* Your goal *
Omit any picture, and return the remaining data exactly as written.

· · ·

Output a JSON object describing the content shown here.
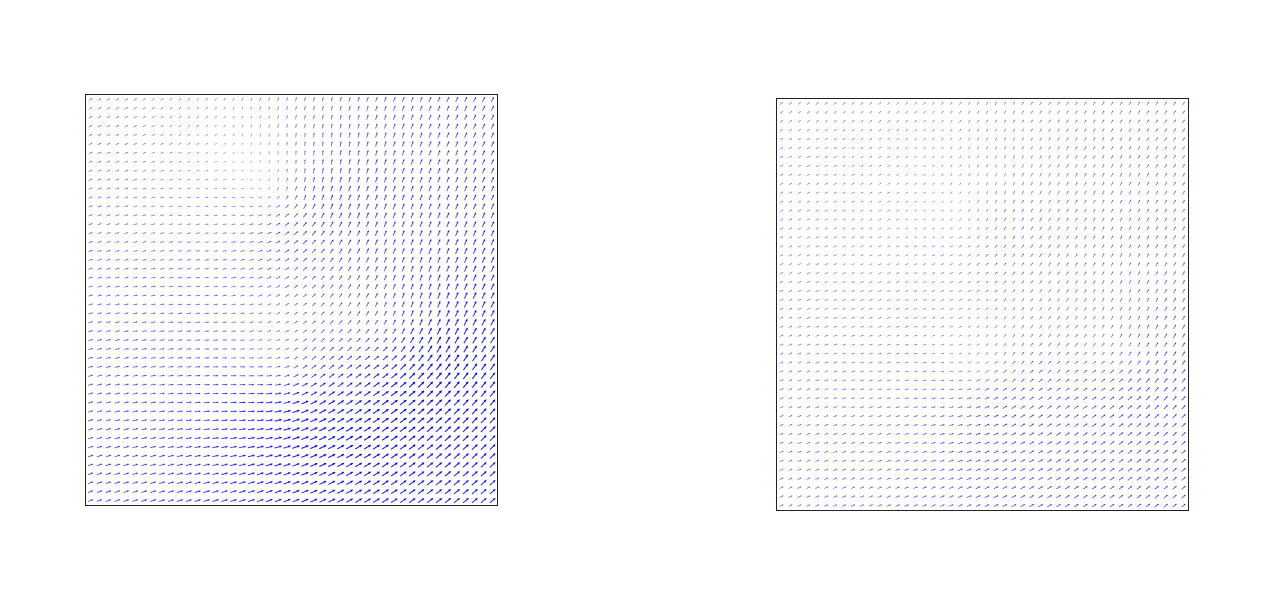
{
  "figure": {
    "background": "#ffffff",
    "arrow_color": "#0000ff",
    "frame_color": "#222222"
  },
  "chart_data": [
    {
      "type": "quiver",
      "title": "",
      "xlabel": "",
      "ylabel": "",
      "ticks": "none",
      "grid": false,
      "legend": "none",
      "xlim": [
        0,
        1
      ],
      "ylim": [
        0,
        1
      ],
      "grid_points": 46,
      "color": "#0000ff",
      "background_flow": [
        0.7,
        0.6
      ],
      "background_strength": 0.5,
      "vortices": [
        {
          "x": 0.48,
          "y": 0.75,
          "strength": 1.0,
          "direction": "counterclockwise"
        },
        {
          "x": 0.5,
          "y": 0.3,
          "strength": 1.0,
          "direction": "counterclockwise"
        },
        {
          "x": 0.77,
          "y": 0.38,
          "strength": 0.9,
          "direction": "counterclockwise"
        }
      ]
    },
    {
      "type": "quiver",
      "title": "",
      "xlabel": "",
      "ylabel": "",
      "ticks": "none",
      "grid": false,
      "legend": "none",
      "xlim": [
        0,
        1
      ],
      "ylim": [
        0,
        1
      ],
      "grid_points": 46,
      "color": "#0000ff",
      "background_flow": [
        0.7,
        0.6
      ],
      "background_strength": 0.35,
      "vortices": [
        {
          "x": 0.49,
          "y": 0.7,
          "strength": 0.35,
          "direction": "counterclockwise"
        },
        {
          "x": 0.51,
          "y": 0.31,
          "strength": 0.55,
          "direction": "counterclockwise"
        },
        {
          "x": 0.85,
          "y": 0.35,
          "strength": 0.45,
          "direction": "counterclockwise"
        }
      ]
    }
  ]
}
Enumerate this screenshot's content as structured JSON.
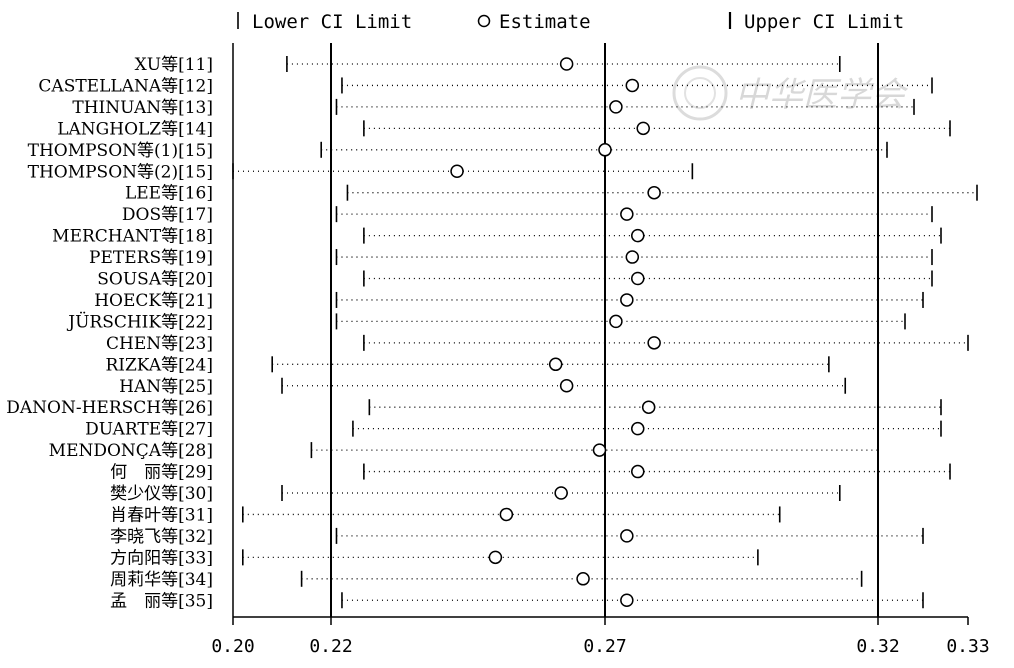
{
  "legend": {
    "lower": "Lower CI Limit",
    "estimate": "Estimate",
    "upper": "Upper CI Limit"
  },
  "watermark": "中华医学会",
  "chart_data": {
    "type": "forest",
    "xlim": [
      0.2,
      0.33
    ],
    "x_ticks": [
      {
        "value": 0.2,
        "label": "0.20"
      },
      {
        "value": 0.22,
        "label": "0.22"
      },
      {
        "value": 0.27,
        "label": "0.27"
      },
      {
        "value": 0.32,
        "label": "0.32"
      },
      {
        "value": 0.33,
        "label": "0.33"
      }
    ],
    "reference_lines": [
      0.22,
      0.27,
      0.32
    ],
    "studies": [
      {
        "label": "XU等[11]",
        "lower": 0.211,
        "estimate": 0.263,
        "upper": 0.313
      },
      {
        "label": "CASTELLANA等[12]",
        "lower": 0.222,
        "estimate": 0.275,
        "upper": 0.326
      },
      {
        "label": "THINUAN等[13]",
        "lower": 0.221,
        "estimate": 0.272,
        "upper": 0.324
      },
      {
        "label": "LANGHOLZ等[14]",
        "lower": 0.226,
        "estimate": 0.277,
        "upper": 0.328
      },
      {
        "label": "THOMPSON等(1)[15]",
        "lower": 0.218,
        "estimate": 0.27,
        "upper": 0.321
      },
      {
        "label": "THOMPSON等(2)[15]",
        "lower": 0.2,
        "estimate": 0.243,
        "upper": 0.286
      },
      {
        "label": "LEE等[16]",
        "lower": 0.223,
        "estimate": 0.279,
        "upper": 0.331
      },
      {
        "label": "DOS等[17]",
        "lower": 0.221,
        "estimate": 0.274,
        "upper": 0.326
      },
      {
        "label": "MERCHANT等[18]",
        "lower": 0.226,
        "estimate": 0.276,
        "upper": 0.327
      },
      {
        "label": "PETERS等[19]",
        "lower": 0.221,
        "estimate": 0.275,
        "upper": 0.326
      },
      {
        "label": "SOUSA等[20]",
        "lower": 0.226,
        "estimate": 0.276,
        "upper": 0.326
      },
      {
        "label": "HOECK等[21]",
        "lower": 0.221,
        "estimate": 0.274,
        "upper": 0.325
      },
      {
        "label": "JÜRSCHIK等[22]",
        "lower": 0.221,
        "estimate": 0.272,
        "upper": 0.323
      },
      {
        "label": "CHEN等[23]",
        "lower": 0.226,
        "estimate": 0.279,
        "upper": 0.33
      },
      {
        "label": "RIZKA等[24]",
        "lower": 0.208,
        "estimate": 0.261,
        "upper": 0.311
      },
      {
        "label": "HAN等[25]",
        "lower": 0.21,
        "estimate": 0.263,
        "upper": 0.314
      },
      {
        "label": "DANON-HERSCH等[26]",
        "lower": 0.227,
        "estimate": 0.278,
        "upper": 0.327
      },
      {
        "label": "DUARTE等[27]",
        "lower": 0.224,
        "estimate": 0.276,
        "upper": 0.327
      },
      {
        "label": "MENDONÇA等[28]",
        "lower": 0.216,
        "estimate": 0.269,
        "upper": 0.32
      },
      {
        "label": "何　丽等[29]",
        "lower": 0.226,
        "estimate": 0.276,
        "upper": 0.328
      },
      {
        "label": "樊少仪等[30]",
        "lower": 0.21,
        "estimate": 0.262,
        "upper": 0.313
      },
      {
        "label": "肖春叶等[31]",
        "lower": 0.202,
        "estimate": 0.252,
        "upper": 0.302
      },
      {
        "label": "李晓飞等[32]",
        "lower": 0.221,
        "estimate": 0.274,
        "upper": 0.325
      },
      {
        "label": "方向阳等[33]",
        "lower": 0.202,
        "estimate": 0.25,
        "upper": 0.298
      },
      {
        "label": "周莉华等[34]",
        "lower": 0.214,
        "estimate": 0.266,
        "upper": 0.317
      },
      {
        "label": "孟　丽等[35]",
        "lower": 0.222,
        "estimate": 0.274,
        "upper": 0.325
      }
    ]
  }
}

· · ·

* The response *
Output a JSON object describing the content shown here.
{
  "figure": {
    "background": "#ffffff",
    "arrow_color": "#0000ff",
    "frame_color": "#222222"
  },
  "chart_data": [
    {
      "type": "quiver",
      "title": "",
      "xlabel": "",
      "ylabel": "",
      "ticks": "none",
      "grid": false,
      "legend": "none",
      "xlim": [
        0,
        1
      ],
      "ylim": [
        0,
        1
      ],
      "grid_points": 46,
      "color": "#0000ff",
      "background_flow": [
        0.7,
        0.6
      ],
      "background_strength": 0.5,
      "vortices": [
        {
          "x": 0.48,
          "y": 0.75,
          "strength": 1.0,
          "direction": "counterclockwise"
        },
        {
          "x": 0.5,
          "y": 0.3,
          "strength": 1.0,
          "direction": "counterclockwise"
        },
        {
          "x": 0.77,
          "y": 0.38,
          "strength": 0.9,
          "direction": "counterclockwise"
        }
      ]
    },
    {
      "type": "quiver",
      "title": "",
      "xlabel": "",
      "ylabel": "",
      "ticks": "none",
      "grid": false,
      "legend": "none",
      "xlim": [
        0,
        1
      ],
      "ylim": [
        0,
        1
      ],
      "grid_points": 46,
      "color": "#0000ff",
      "background_flow": [
        0.7,
        0.6
      ],
      "background_strength": 0.35,
      "vortices": [
        {
          "x": 0.49,
          "y": 0.7,
          "strength": 0.35,
          "direction": "counterclockwise"
        },
        {
          "x": 0.51,
          "y": 0.31,
          "strength": 0.55,
          "direction": "counterclockwise"
        },
        {
          "x": 0.85,
          "y": 0.35,
          "strength": 0.45,
          "direction": "counterclockwise"
        }
      ]
    }
  ]
}
Enumerate this screenshot's content as structured JSON.
{
  "legend": {
    "lower": "Lower CI Limit",
    "estimate": "Estimate",
    "upper": "Upper CI Limit"
  },
  "watermark": "中华医学会",
  "chart_data": {
    "type": "forest",
    "xlim": [
      0.2,
      0.33
    ],
    "x_ticks": [
      {
        "value": 0.2,
        "label": "0.20"
      },
      {
        "value": 0.22,
        "label": "0.22"
      },
      {
        "value": 0.27,
        "label": "0.27"
      },
      {
        "value": 0.32,
        "label": "0.32"
      },
      {
        "value": 0.33,
        "label": "0.33"
      }
    ],
    "reference_lines": [
      0.22,
      0.27,
      0.32
    ],
    "studies": [
      {
        "label": "XU等[11]",
        "lower": 0.211,
        "estimate": 0.263,
        "upper": 0.313
      },
      {
        "label": "CASTELLANA等[12]",
        "lower": 0.222,
        "estimate": 0.275,
        "upper": 0.326
      },
      {
        "label": "THINUAN等[13]",
        "lower": 0.221,
        "estimate": 0.272,
        "upper": 0.324
      },
      {
        "label": "LANGHOLZ等[14]",
        "lower": 0.226,
        "estimate": 0.277,
        "upper": 0.328
      },
      {
        "label": "THOMPSON等(1)[15]",
        "lower": 0.218,
        "estimate": 0.27,
        "upper": 0.321
      },
      {
        "label": "THOMPSON等(2)[15]",
        "lower": 0.2,
        "estimate": 0.243,
        "upper": 0.286
      },
      {
        "label": "LEE等[16]",
        "lower": 0.223,
        "estimate": 0.279,
        "upper": 0.331
      },
      {
        "label": "DOS等[17]",
        "lower": 0.221,
        "estimate": 0.274,
        "upper": 0.326
      },
      {
        "label": "MERCHANT等[18]",
        "lower": 0.226,
        "estimate": 0.276,
        "upper": 0.327
      },
      {
        "label": "PETERS等[19]",
        "lower": 0.221,
        "estimate": 0.275,
        "upper": 0.326
      },
      {
        "label": "SOUSA等[20]",
        "lower": 0.226,
        "estimate": 0.276,
        "upper": 0.326
      },
      {
        "label": "HOECK等[21]",
        "lower": 0.221,
        "estimate": 0.274,
        "upper": 0.325
      },
      {
        "label": "JÜRSCHIK等[22]",
        "lower": 0.221,
        "estimate": 0.272,
        "upper": 0.323
      },
      {
        "label": "CHEN等[23]",
        "lower": 0.226,
        "estimate": 0.279,
        "upper": 0.33
      },
      {
        "label": "RIZKA等[24]",
        "lower": 0.208,
        "estimate": 0.261,
        "upper": 0.311
      },
      {
        "label": "HAN等[25]",
        "lower": 0.21,
        "estimate": 0.263,
        "upper": 0.314
      },
      {
        "label": "DANON-HERSCH等[26]",
        "lower": 0.227,
        "estimate": 0.278,
        "upper": 0.327
      },
      {
        "label": "DUARTE等[27]",
        "lower": 0.224,
        "estimate": 0.276,
        "upper": 0.327
      },
      {
        "label": "MENDONÇA等[28]",
        "lower": 0.216,
        "estimate": 0.269,
        "upper": 0.32
      },
      {
        "label": "何　丽等[29]",
        "lower": 0.226,
        "estimate": 0.276,
        "upper": 0.328
      },
      {
        "label": "樊少仪等[30]",
        "lower": 0.21,
        "estimate": 0.262,
        "upper": 0.313
      },
      {
        "label": "肖春叶等[31]",
        "lower": 0.202,
        "estimate": 0.252,
        "upper": 0.302
      },
      {
        "label": "李晓飞等[32]",
        "lower": 0.221,
        "estimate": 0.274,
        "upper": 0.325
      },
      {
        "label": "方向阳等[33]",
        "lower": 0.202,
        "estimate": 0.25,
        "upper": 0.298
      },
      {
        "label": "周莉华等[34]",
        "lower": 0.214,
        "estimate": 0.266,
        "upper": 0.317
      },
      {
        "label": "孟　丽等[35]",
        "lower": 0.222,
        "estimate": 0.274,
        "upper": 0.325
      }
    ]
  }
}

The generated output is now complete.